▸ EXERCISE DESCRIPTION:
Reproduce the entries starting at the beginning and ending at the line containing "379, 397, 429]", replacing "radiometric" with "magnetic" and leaving everything else unchanged.

* START RECORD SET *

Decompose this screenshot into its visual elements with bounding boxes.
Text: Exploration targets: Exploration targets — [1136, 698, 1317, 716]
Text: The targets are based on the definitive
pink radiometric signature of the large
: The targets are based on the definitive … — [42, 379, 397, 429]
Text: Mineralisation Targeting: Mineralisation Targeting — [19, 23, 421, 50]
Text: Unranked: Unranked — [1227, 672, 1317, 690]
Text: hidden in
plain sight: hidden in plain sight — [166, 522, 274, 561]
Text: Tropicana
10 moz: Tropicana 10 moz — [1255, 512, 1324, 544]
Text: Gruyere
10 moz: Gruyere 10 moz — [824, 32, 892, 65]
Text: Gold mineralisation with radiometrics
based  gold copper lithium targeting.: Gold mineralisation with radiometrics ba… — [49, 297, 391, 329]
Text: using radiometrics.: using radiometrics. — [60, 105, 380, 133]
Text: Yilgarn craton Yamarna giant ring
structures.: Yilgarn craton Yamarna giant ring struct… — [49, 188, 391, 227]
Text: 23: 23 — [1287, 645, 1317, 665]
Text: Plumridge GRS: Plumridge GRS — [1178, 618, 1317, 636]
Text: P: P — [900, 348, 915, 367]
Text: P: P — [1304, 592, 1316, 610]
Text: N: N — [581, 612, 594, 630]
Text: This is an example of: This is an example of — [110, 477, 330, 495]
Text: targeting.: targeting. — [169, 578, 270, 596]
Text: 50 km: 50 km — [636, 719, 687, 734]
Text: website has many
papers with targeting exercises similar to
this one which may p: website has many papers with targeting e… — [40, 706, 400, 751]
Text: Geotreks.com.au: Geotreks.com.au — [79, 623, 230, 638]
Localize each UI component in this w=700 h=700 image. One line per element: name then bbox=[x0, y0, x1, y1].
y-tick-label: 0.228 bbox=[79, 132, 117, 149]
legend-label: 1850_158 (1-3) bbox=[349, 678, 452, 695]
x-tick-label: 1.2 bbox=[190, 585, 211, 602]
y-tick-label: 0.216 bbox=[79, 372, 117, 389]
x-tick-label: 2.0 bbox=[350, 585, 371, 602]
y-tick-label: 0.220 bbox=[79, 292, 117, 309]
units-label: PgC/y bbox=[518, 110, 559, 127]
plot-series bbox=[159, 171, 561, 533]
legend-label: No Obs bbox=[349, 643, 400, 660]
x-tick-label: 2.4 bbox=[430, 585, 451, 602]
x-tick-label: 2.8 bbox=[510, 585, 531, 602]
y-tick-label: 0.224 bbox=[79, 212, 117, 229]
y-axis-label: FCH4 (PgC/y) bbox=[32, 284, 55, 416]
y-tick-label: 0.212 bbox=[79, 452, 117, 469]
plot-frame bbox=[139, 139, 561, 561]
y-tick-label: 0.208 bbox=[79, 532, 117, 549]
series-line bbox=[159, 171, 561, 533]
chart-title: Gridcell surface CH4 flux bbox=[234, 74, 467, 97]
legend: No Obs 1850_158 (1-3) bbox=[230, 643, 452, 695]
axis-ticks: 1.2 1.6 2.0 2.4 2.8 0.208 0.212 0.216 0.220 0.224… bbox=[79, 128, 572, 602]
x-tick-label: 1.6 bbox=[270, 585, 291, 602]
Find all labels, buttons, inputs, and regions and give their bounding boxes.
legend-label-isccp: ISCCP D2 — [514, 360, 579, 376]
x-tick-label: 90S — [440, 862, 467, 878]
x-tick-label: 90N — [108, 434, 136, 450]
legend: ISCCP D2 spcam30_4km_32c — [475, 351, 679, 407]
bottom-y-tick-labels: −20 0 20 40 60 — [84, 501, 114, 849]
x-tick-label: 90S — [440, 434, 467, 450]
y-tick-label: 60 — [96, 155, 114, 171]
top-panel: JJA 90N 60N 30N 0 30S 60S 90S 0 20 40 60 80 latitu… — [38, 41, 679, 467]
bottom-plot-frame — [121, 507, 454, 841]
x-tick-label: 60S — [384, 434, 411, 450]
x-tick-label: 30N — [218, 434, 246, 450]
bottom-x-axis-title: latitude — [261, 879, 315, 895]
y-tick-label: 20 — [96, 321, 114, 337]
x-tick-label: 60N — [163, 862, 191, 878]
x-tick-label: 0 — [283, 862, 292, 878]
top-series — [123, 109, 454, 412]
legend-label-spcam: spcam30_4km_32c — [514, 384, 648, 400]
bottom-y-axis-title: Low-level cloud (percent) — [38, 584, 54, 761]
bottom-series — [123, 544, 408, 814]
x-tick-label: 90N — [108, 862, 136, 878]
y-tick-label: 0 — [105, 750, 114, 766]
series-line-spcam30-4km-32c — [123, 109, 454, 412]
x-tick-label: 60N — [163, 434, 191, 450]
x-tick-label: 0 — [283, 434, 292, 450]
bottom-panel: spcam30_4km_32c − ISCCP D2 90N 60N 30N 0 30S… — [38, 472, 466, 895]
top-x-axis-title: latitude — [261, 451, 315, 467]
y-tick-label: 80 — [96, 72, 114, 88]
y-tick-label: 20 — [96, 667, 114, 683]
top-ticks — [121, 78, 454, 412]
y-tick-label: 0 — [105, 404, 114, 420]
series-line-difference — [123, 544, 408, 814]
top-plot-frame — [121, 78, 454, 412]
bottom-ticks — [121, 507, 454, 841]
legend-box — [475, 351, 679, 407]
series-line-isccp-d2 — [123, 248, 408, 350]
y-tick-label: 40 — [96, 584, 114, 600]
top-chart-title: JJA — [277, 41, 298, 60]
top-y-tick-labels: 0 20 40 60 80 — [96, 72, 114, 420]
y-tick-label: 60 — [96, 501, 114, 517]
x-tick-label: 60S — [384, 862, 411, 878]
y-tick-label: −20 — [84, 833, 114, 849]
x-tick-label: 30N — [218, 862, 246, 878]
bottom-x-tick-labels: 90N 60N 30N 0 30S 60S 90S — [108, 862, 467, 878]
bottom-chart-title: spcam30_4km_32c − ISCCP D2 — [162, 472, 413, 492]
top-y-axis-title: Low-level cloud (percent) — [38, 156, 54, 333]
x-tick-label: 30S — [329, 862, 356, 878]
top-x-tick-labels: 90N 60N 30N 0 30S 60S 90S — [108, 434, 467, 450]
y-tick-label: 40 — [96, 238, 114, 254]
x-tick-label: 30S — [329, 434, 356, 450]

* END RECORD SET *

▸ ANSWER BELOW:
Decompose this screenshot into its visual elements with bounding boxes.
Text: Exploration targets: Exploration targets — [1136, 698, 1317, 716]
Text: The targets are based on the definitive
pink magnetic signature of the large
: The targets are based on the definitive … — [42, 379, 397, 429]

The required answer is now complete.